# [Direction]
For every line in the records that has the word "اللغة", make a copy.

# [Supplied data]
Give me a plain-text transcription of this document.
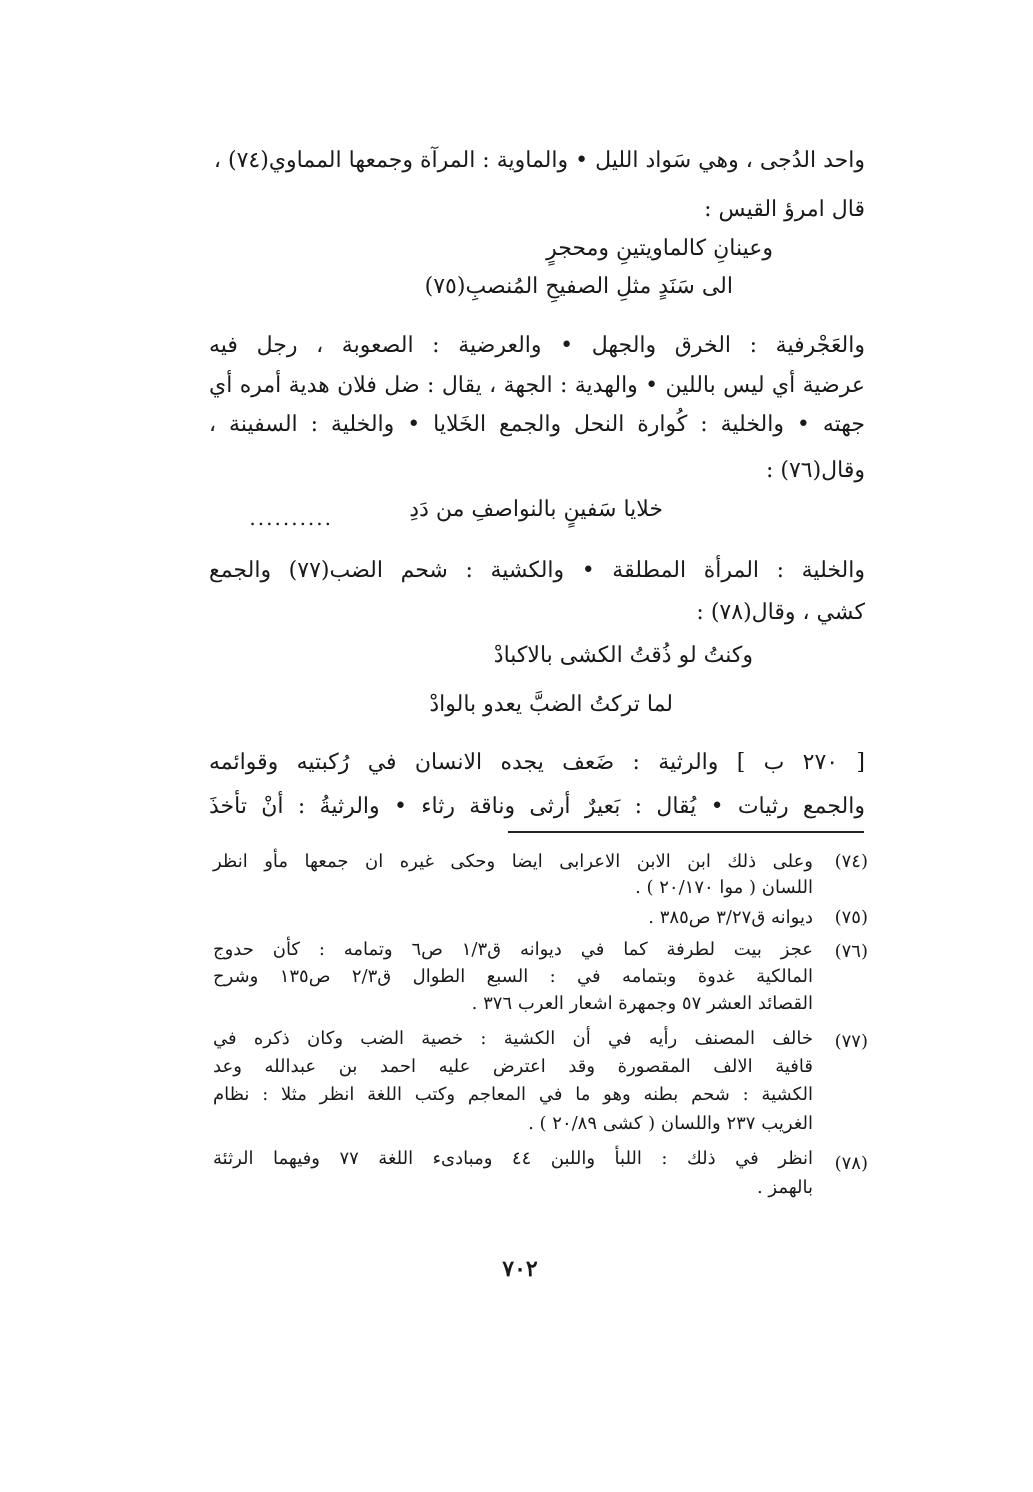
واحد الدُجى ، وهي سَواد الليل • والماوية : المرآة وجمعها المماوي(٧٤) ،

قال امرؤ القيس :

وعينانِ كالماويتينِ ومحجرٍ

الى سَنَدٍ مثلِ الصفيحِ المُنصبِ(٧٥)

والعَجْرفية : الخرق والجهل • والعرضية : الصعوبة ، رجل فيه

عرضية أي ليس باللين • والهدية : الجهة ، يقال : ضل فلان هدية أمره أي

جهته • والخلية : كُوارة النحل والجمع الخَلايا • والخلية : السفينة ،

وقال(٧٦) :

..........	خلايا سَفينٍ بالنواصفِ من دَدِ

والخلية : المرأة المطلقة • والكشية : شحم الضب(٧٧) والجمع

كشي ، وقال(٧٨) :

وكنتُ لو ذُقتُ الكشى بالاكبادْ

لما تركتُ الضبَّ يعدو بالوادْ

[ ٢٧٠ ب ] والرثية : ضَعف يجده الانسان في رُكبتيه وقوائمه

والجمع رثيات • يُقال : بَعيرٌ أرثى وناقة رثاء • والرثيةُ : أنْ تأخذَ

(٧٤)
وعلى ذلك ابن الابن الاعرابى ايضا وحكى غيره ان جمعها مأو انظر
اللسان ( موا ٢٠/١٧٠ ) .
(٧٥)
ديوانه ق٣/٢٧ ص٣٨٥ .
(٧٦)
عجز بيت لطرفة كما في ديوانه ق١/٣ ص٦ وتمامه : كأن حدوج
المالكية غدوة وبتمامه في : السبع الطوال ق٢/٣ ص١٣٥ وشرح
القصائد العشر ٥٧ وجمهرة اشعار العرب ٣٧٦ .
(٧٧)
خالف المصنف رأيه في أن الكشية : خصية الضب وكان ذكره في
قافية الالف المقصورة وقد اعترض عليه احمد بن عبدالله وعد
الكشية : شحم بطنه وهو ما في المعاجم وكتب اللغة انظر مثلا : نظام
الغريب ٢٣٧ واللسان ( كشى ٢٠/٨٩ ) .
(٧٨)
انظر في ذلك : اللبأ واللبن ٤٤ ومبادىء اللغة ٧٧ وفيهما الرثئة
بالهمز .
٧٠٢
...
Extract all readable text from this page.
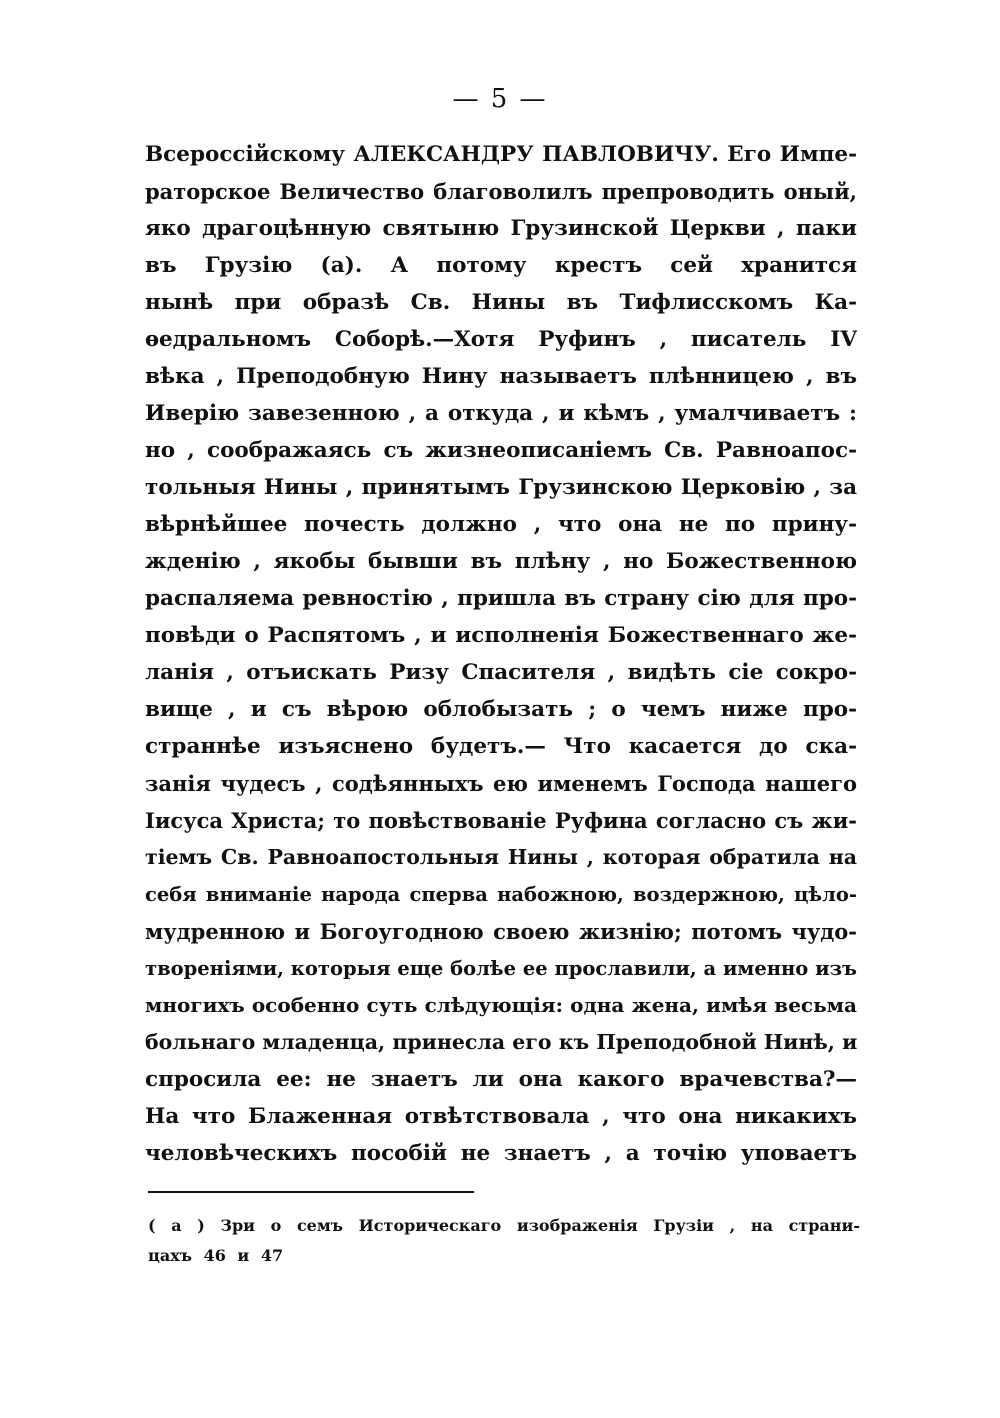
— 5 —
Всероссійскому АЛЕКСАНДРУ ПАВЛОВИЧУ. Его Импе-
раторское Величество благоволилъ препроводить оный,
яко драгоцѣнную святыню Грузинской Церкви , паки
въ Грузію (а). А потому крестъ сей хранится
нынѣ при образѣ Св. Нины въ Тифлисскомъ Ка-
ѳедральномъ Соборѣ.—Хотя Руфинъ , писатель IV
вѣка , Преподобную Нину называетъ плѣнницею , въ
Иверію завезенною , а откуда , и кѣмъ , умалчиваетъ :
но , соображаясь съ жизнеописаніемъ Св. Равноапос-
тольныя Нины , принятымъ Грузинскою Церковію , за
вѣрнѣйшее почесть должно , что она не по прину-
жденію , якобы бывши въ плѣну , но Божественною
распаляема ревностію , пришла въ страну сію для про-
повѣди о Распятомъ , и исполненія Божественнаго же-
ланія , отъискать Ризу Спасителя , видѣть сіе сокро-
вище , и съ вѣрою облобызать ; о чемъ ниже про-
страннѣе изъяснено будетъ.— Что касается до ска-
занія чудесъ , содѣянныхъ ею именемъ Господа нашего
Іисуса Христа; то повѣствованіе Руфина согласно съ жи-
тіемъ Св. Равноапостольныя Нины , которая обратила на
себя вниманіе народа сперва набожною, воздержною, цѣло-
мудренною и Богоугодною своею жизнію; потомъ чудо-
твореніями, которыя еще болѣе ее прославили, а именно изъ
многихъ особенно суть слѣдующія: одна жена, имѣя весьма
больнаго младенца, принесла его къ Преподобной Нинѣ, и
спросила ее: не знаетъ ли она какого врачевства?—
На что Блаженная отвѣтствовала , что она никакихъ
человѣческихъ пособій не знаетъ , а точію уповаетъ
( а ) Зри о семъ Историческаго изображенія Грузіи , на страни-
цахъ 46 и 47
==
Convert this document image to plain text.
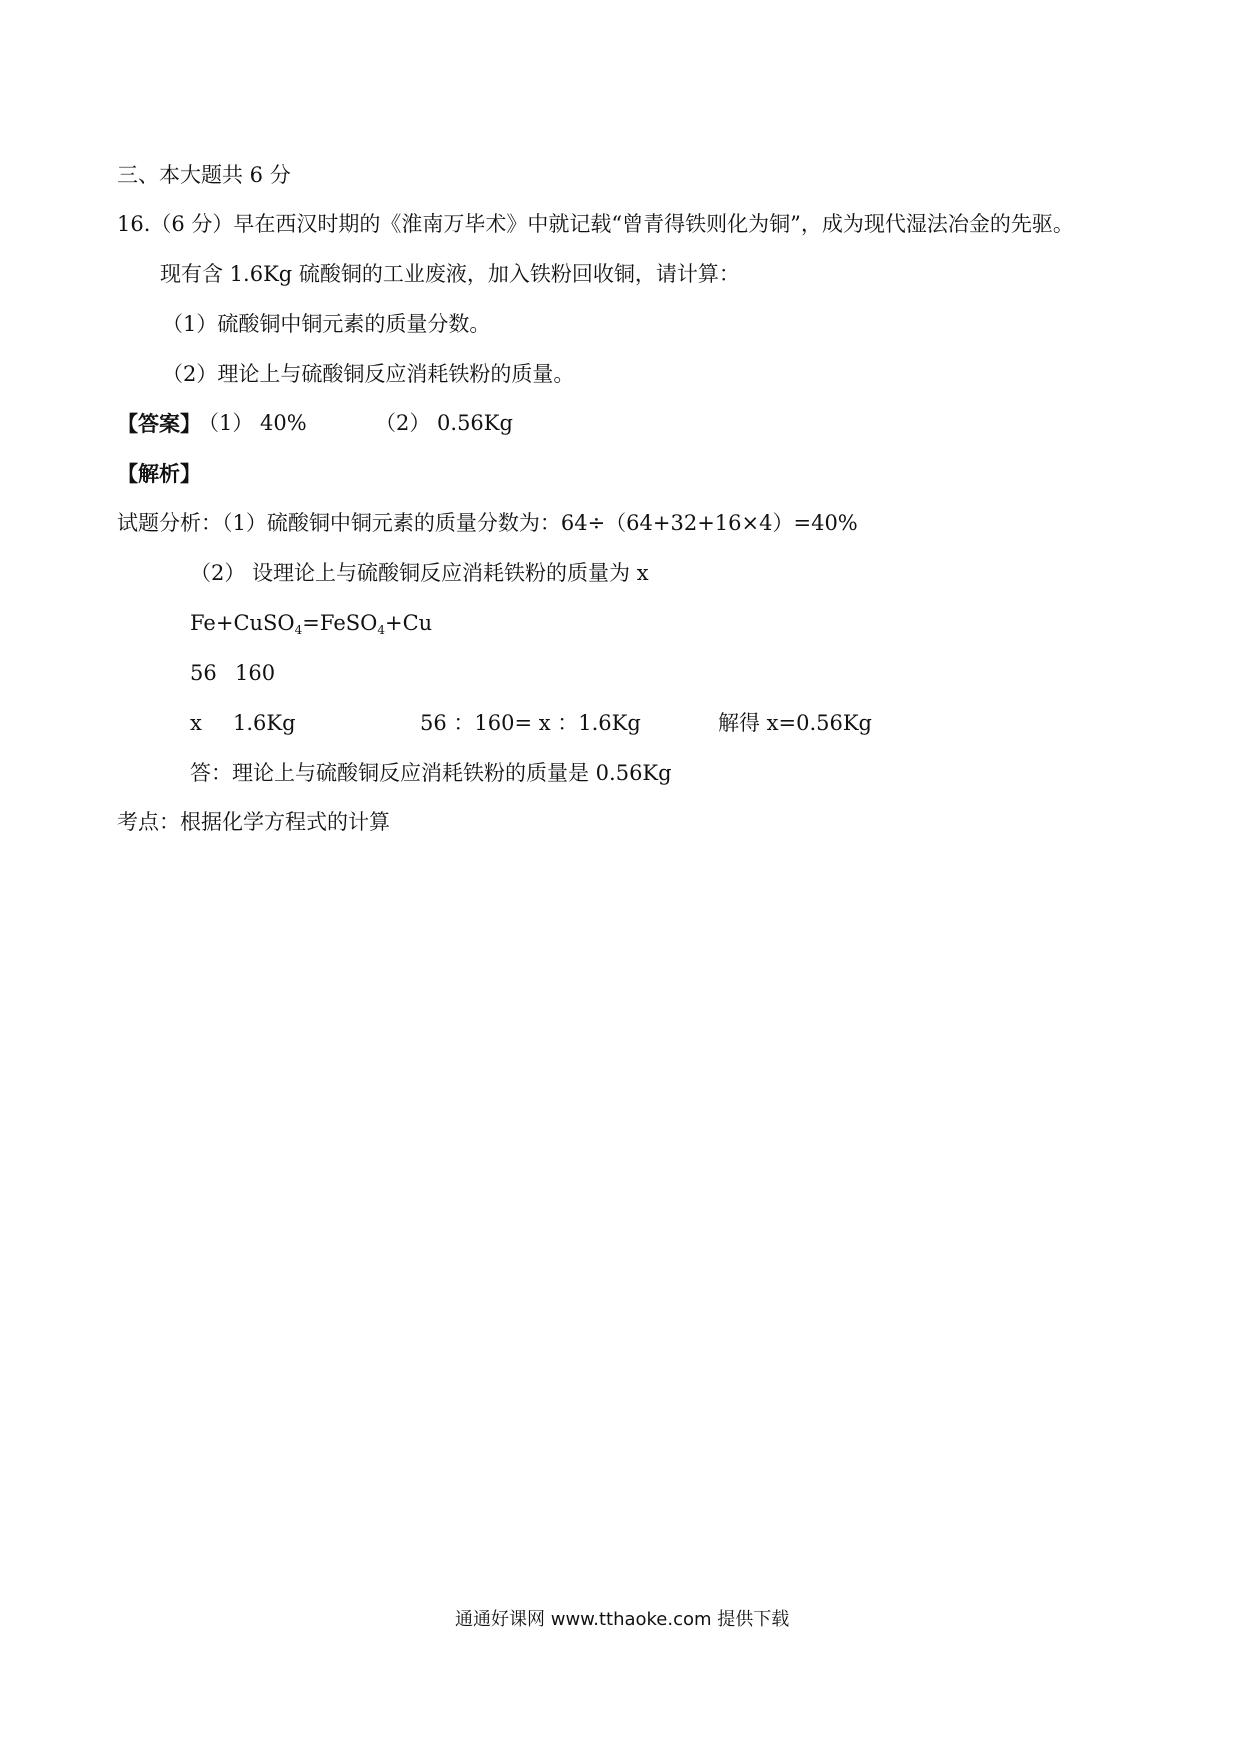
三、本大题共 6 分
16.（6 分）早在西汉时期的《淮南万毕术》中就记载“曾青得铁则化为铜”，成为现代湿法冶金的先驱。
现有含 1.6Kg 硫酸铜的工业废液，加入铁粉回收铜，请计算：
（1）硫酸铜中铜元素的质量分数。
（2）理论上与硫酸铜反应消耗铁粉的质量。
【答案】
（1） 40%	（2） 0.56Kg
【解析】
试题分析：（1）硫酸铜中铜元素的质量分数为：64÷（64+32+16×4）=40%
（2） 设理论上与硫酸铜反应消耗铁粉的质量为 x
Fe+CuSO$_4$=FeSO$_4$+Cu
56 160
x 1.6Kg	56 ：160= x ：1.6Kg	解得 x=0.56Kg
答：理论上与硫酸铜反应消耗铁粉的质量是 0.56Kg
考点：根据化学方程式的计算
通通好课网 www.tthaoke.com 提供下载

# [Solution to the problem]
الكشية : شحم بطنه وهو ما في المعاجم وكتب اللغة انظر مثلا : نظام
انظر في ذلك : اللبأ واللبن ٤٤ ومبادىء اللغة ٧٧ وفيهما الرثئة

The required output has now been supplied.